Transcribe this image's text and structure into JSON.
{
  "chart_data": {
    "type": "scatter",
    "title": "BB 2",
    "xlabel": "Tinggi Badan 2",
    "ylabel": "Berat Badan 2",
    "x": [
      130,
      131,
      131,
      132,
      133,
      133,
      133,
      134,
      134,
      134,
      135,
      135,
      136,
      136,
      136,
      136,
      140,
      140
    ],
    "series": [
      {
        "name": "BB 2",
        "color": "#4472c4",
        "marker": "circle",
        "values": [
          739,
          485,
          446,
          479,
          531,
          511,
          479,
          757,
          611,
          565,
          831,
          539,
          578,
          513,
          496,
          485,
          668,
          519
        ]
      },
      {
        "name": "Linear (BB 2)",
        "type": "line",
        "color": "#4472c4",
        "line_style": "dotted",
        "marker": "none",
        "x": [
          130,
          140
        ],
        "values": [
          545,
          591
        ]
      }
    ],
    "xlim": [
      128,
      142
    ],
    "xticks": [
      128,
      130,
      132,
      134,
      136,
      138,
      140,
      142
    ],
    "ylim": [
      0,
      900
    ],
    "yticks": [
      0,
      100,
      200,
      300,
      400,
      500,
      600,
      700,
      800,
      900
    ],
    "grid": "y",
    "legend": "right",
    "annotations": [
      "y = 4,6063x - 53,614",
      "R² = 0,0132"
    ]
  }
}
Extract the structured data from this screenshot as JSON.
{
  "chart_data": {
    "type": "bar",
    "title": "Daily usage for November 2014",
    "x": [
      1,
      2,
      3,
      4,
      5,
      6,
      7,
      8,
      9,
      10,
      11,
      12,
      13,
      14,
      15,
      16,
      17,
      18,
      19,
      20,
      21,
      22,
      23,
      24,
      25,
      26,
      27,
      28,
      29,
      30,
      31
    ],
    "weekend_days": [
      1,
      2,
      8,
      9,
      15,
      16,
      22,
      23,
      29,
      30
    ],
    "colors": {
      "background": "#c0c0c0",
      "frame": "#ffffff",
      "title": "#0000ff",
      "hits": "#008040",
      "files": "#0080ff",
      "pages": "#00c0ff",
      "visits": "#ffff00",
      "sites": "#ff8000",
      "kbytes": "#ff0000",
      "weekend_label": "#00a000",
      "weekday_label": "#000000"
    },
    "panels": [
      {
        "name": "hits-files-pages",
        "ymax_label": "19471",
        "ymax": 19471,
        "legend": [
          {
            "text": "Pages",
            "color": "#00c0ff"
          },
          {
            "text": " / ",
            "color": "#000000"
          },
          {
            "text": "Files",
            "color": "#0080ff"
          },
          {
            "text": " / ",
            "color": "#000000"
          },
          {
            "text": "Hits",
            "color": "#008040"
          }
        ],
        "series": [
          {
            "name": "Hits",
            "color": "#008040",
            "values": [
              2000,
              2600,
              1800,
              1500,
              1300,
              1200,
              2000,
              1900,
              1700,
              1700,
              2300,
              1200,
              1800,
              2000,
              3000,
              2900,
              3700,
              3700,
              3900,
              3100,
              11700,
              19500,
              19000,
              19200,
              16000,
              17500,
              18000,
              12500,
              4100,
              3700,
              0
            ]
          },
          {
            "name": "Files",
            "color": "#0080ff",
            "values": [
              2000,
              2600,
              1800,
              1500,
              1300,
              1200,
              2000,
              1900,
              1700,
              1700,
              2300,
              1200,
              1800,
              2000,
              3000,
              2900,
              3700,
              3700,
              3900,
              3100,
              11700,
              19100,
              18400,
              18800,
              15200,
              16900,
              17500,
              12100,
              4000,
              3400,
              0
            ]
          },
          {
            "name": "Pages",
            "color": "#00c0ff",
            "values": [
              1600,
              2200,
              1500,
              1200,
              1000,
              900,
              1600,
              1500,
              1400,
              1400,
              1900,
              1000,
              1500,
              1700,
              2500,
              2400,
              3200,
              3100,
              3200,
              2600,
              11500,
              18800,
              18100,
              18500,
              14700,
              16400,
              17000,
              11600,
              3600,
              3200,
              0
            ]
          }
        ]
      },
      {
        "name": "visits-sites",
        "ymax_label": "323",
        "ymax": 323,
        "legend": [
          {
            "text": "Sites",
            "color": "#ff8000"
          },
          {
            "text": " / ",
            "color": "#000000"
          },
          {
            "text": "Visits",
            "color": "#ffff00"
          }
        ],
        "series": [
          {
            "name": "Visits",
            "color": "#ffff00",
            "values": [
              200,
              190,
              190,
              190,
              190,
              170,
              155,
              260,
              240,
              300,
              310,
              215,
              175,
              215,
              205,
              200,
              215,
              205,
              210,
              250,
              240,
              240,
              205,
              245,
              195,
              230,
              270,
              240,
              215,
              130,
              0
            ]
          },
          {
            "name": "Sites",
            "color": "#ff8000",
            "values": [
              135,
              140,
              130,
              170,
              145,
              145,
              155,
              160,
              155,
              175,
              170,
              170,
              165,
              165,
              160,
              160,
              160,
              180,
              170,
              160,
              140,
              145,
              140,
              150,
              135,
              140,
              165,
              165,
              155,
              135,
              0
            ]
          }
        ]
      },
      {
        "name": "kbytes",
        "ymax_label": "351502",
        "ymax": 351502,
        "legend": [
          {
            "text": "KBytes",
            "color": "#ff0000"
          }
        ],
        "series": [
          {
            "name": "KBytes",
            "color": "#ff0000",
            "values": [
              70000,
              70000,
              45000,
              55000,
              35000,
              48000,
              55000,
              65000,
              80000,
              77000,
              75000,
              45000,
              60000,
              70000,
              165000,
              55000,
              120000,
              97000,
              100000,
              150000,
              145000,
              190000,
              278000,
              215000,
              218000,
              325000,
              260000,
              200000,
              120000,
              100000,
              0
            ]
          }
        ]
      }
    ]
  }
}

## What you are asked to do:
The records above should be returned exactly.

## Exercise result:
Transcribe this image's text and structure into JSON.
{
  "chart_data": {
    "type": "scatter",
    "title": "BB 2",
    "xlabel": "Tinggi Badan 2",
    "ylabel": "Berat Badan 2",
    "x": [
      130,
      131,
      131,
      132,
      133,
      133,
      133,
      134,
      134,
      134,
      135,
      135,
      136,
      136,
      136,
      136,
      140,
      140
    ],
    "series": [
      {
        "name": "BB 2",
        "color": "#4472c4",
        "marker": "circle",
        "values": [
          739,
          485,
          446,
          479,
          531,
          511,
          479,
          757,
          611,
          565,
          831,
          539,
          578,
          513,
          496,
          485,
          668,
          519
        ]
      },
      {
        "name": "Linear (BB 2)",
        "type": "line",
        "color": "#4472c4",
        "line_style": "dotted",
        "marker": "none",
        "x": [
          130,
          140
        ],
        "values": [
          545,
          591
        ]
      }
    ],
    "xlim": [
      128,
      142
    ],
    "xticks": [
      128,
      130,
      132,
      134,
      136,
      138,
      140,
      142
    ],
    "ylim": [
      0,
      900
    ],
    "yticks": [
      0,
      100,
      200,
      300,
      400,
      500,
      600,
      700,
      800,
      900
    ],
    "grid": "y",
    "legend": "right",
    "annotations": [
      "y = 4,6063x - 53,614",
      "R² = 0,0132"
    ]
  }
}
Extract the structured data from this screenshot as JSON.
{
  "chart_data": {
    "type": "bar",
    "title": "Daily usage for November 2014",
    "x": [
      1,
      2,
      3,
      4,
      5,
      6,
      7,
      8,
      9,
      10,
      11,
      12,
      13,
      14,
      15,
      16,
      17,
      18,
      19,
      20,
      21,
      22,
      23,
      24,
      25,
      26,
      27,
      28,
      29,
      30,
      31
    ],
    "weekend_days": [
      1,
      2,
      8,
      9,
      15,
      16,
      22,
      23,
      29,
      30
    ],
    "colors": {
      "background": "#c0c0c0",
      "frame": "#ffffff",
      "title": "#0000ff",
      "hits": "#008040",
      "files": "#0080ff",
      "pages": "#00c0ff",
      "visits": "#ffff00",
      "sites": "#ff8000",
      "kbytes": "#ff0000",
      "weekend_label": "#00a000",
      "weekday_label": "#000000"
    },
    "panels": [
      {
        "name": "hits-files-pages",
        "ymax_label": "19471",
        "ymax": 19471,
        "legend": [
          {
            "text": "Pages",
            "color": "#00c0ff"
          },
          {
            "text": " / ",
            "color": "#000000"
          },
          {
            "text": "Files",
            "color": "#0080ff"
          },
          {
            "text": " / ",
            "color": "#000000"
          },
          {
            "text": "Hits",
            "color": "#008040"
          }
        ],
        "series": [
          {
            "name": "Hits",
            "color": "#008040",
            "values": [
              2000,
              2600,
              1800,
              1500,
              1300,
              1200,
              2000,
              1900,
              1700,
              1700,
              2300,
              1200,
              1800,
              2000,
              3000,
              2900,
              3700,
              3700,
              3900,
              3100,
              11700,
              19500,
              19000,
              19200,
              16000,
              17500,
              18000,
              12500,
              4100,
              3700,
              0
            ]
          },
          {
            "name": "Files",
            "color": "#0080ff",
            "values": [
              2000,
              2600,
              1800,
              1500,
              1300,
              1200,
              2000,
              1900,
              1700,
              1700,
              2300,
              1200,
              1800,
              2000,
              3000,
              2900,
              3700,
              3700,
              3900,
              3100,
              11700,
              19100,
              18400,
              18800,
              15200,
              16900,
              17500,
              12100,
              4000,
              3400,
              0
            ]
          },
          {
            "name": "Pages",
            "color": "#00c0ff",
            "values": [
              1600,
              2200,
              1500,
              1200,
              1000,
              900,
              1600,
              1500,
              1400,
              1400,
              1900,
              1000,
              1500,
              1700,
              2500,
              2400,
              3200,
              3100,
              3200,
              2600,
              11500,
              18800,
              18100,
              18500,
              14700,
              16400,
              17000,
              11600,
              3600,
              3200,
              0
            ]
          }
        ]
      },
      {
        "name": "visits-sites",
        "ymax_label": "323",
        "ymax": 323,
        "legend": [
          {
            "text": "Sites",
            "color": "#ff8000"
          },
          {
            "text": " / ",
            "color": "#000000"
          },
          {
            "text": "Visits",
            "color": "#ffff00"
          }
        ],
        "series": [
          {
            "name": "Visits",
            "color": "#ffff00",
            "values": [
              200,
              190,
              190,
              190,
              190,
              170,
              155,
              260,
              240,
              300,
              310,
              215,
              175,
              215,
              205,
              200,
              215,
              205,
              210,
              250,
              240,
              240,
              205,
              245,
              195,
              230,
              270,
              240,
              215,
              130,
              0
            ]
          },
          {
            "name": "Sites",
            "color": "#ff8000",
            "values": [
              135,
              140,
              130,
              170,
              145,
              145,
              155,
              160,
              155,
              175,
              170,
              170,
              165,
              165,
              160,
              160,
              160,
              180,
              170,
              160,
              140,
              145,
              140,
              150,
              135,
              140,
              165,
              165,
              155,
              135,
              0
            ]
          }
        ]
      },
      {
        "name": "kbytes",
        "ymax_label": "351502",
        "ymax": 351502,
        "legend": [
          {
            "text": "KBytes",
            "color": "#ff0000"
          }
        ],
        "series": [
          {
            "name": "KBytes",
            "color": "#ff0000",
            "values": [
              70000,
              70000,
              45000,
              55000,
              35000,
              48000,
              55000,
              65000,
              80000,
              77000,
              75000,
              45000,
              60000,
              70000,
              165000,
              55000,
              120000,
              97000,
              100000,
              150000,
              145000,
              190000,
              278000,
              215000,
              218000,
              325000,
              260000,
              200000,
              120000,
              100000,
              0
            ]
          }
        ]
      }
    ]
  }
}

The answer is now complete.